» **PROBLEM DESCRIPTION**: Find the lines containing the word "fremleier" and copy every one of them.

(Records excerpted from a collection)
□ □ □ □

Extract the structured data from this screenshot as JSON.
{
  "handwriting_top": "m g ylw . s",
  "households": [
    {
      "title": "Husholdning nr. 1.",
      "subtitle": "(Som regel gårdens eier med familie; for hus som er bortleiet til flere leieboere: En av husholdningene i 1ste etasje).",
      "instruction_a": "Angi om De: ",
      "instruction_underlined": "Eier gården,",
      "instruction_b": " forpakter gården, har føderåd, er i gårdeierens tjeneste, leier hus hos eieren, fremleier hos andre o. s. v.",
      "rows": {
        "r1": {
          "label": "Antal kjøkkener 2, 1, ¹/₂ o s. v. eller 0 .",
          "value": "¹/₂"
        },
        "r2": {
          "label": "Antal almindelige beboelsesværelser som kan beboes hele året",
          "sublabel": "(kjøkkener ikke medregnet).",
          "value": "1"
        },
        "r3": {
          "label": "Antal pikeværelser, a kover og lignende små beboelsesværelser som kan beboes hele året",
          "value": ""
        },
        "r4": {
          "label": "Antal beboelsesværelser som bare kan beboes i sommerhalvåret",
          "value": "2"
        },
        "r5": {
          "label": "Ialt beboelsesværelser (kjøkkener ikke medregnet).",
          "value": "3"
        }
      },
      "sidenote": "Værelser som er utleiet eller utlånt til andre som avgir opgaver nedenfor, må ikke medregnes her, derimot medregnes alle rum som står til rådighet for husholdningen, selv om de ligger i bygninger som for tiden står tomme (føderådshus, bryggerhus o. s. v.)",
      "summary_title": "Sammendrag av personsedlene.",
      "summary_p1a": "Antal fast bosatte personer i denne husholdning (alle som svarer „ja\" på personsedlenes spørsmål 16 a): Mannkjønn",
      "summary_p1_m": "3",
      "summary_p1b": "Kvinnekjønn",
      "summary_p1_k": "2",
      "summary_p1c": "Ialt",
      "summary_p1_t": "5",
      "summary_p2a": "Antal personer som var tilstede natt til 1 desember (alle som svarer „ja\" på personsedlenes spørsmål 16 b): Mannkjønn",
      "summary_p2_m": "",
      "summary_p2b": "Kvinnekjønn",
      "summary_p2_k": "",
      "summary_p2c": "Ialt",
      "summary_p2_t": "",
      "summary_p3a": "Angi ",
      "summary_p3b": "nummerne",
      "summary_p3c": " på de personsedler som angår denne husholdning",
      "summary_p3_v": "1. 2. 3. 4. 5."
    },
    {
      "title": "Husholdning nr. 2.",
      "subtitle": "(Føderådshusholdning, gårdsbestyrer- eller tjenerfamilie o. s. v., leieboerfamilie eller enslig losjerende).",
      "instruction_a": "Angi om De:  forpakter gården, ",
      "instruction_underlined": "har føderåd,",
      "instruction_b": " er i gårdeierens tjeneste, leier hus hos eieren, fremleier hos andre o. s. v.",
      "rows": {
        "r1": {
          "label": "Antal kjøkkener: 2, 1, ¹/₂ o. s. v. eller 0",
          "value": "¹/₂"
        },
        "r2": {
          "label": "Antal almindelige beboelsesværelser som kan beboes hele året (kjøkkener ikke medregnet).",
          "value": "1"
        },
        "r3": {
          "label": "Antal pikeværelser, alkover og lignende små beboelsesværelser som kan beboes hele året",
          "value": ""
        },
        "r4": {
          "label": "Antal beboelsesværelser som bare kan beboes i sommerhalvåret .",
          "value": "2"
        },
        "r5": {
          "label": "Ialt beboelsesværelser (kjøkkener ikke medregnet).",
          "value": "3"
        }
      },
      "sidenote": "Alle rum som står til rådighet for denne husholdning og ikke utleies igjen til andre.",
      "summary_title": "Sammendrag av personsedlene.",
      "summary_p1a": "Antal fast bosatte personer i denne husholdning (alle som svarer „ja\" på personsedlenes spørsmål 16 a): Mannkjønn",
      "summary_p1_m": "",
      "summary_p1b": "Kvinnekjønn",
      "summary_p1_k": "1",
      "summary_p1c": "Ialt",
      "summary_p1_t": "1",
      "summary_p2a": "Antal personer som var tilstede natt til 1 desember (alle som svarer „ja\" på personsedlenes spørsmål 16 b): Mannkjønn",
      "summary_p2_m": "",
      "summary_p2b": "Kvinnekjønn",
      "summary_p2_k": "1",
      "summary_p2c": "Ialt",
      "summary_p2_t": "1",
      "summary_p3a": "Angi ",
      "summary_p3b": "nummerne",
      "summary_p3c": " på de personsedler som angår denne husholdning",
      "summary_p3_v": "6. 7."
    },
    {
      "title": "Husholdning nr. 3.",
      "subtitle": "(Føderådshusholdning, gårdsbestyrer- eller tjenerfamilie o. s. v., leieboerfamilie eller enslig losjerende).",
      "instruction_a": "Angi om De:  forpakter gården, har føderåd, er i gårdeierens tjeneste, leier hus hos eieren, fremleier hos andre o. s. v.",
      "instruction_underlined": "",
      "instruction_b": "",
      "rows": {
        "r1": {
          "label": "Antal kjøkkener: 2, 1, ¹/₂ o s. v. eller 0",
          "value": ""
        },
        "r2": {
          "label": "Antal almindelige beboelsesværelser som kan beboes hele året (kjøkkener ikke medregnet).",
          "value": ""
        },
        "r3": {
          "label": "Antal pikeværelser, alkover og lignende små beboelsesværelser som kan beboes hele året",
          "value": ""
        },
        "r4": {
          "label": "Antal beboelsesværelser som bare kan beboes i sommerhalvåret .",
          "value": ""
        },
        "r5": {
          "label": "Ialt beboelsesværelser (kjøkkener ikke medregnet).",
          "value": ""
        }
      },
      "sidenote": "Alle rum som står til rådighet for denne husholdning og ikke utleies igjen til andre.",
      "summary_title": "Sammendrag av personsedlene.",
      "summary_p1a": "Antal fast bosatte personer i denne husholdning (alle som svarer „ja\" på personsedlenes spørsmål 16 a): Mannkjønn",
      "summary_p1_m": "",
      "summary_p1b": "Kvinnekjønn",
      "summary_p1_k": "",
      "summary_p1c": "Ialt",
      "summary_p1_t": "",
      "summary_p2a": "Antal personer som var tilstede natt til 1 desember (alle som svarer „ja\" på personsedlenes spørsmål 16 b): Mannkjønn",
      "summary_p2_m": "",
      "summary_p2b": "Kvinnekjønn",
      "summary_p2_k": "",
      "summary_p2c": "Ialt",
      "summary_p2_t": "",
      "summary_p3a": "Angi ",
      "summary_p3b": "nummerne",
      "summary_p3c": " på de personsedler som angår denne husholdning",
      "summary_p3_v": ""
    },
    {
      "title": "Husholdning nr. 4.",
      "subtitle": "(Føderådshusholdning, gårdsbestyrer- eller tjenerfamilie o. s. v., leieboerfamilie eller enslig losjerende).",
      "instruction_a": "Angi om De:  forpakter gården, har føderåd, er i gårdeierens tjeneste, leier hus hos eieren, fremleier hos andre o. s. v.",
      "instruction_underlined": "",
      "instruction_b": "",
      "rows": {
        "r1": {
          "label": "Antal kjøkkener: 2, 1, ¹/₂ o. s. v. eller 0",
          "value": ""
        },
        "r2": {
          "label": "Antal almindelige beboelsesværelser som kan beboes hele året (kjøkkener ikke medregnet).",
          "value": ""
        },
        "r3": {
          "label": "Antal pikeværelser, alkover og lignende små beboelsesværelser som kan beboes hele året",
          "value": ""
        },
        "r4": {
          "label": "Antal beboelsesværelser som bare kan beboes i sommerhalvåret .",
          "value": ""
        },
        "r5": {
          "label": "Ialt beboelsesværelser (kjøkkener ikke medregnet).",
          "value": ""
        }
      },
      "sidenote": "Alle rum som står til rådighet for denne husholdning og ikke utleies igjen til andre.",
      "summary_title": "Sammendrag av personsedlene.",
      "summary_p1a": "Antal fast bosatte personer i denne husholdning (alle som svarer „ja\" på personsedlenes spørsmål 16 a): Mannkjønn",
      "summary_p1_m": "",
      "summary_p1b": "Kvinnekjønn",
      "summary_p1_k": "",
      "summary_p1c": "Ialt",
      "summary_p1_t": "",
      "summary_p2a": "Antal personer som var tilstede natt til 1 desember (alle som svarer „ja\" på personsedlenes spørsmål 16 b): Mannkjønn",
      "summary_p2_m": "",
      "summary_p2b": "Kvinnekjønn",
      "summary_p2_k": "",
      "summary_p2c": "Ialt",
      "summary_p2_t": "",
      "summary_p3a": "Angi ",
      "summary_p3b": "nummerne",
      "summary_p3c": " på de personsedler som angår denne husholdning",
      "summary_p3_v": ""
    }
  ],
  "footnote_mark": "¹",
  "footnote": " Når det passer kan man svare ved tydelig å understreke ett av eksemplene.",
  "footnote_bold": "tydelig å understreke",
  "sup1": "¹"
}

□ □ □ □

» **TASK ANSWER**:
      "instruction_b": " forpakter gården, har føderåd, er i gårdeierens tjeneste, leier hus hos eieren, fremleier hos andre o. s. v.",
      "instruction_b": " er i gårdeierens tjeneste, leier hus hos eieren, fremleier hos andre o. s. v.",
      "instruction_a": "Angi om De:  forpakter gården, har føderåd, er i gårdeierens tjeneste, leier hus hos eieren, fremleier hos andre o. s. v.",
      "instruction_a": "Angi om De:  forpakter gården, har føderåd, er i gårdeierens tjeneste, leier hus hos eieren, fremleier hos andre o. s. v.",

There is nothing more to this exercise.